Excerpt from a dataset:
——————

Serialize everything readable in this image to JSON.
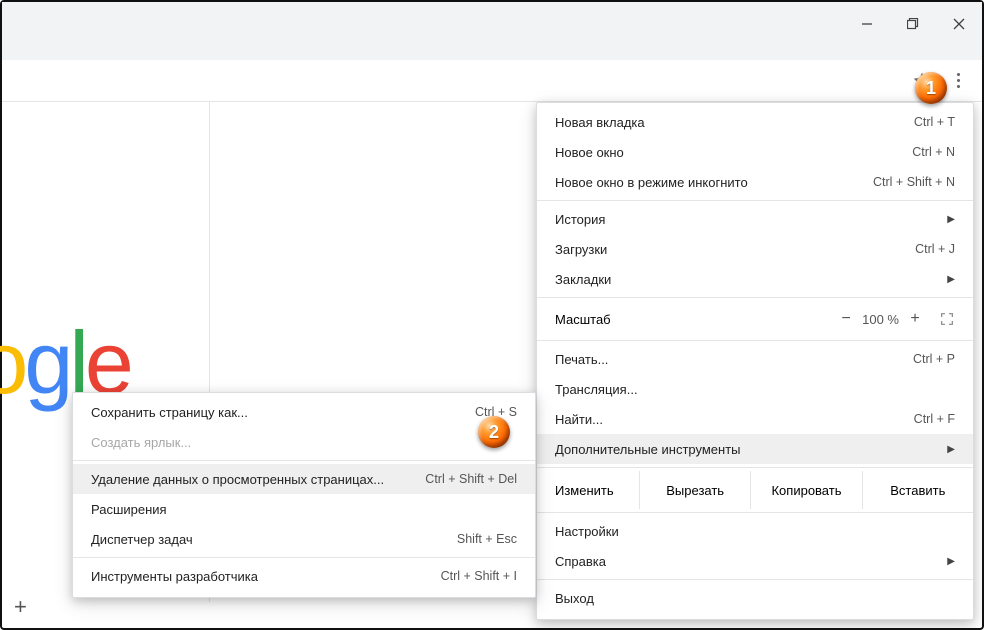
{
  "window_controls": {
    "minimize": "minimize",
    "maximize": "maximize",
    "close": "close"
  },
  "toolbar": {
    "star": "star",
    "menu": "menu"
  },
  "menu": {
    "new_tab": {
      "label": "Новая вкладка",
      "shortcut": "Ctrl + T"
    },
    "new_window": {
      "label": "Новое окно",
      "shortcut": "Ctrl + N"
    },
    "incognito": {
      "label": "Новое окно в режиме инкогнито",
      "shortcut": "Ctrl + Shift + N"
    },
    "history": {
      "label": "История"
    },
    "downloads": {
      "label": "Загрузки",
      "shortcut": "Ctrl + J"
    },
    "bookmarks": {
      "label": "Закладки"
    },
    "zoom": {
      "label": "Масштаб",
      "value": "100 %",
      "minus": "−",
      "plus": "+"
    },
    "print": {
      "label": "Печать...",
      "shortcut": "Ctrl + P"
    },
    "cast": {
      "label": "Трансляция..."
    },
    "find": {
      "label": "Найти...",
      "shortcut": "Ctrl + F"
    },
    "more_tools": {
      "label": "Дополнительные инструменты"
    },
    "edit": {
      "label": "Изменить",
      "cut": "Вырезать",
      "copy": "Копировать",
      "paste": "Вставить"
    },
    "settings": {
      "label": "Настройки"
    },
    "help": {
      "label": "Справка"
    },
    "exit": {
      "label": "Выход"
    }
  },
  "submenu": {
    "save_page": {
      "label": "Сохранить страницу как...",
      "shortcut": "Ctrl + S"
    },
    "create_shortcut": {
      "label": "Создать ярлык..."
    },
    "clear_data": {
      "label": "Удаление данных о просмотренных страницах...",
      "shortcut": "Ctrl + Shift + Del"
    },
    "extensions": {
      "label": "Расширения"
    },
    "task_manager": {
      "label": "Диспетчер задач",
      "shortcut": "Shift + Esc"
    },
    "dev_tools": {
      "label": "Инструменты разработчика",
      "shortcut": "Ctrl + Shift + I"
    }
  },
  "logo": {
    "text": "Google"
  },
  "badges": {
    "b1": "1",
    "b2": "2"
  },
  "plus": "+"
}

——————

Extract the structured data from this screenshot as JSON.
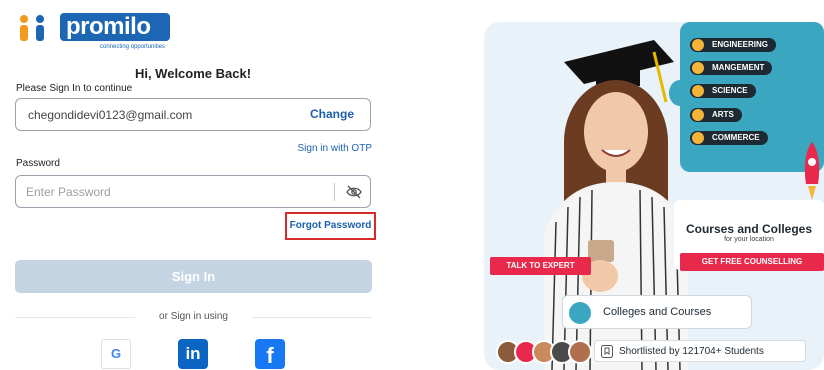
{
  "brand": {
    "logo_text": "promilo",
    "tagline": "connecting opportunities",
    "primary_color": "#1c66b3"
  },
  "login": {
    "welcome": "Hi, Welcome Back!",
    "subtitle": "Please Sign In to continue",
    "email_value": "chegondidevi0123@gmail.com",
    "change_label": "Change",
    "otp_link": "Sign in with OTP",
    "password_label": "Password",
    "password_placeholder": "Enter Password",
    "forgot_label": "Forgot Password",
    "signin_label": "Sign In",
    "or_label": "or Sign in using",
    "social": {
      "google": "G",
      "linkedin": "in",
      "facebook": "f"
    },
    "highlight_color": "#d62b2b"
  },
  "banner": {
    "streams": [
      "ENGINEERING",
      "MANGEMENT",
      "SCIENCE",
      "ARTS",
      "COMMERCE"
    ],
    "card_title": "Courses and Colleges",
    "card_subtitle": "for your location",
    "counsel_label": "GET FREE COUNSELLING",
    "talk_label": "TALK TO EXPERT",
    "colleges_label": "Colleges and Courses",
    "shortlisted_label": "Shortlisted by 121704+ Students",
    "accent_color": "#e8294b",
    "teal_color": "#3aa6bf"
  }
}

——————

WHAT YOU SHOULD DO:
Read the entries and select each line where the word "Courses" is found.

WRITTEN ANSWER:
    "card_title": "Courses and Colleges",
    "colleges_label": "Colleges and Courses",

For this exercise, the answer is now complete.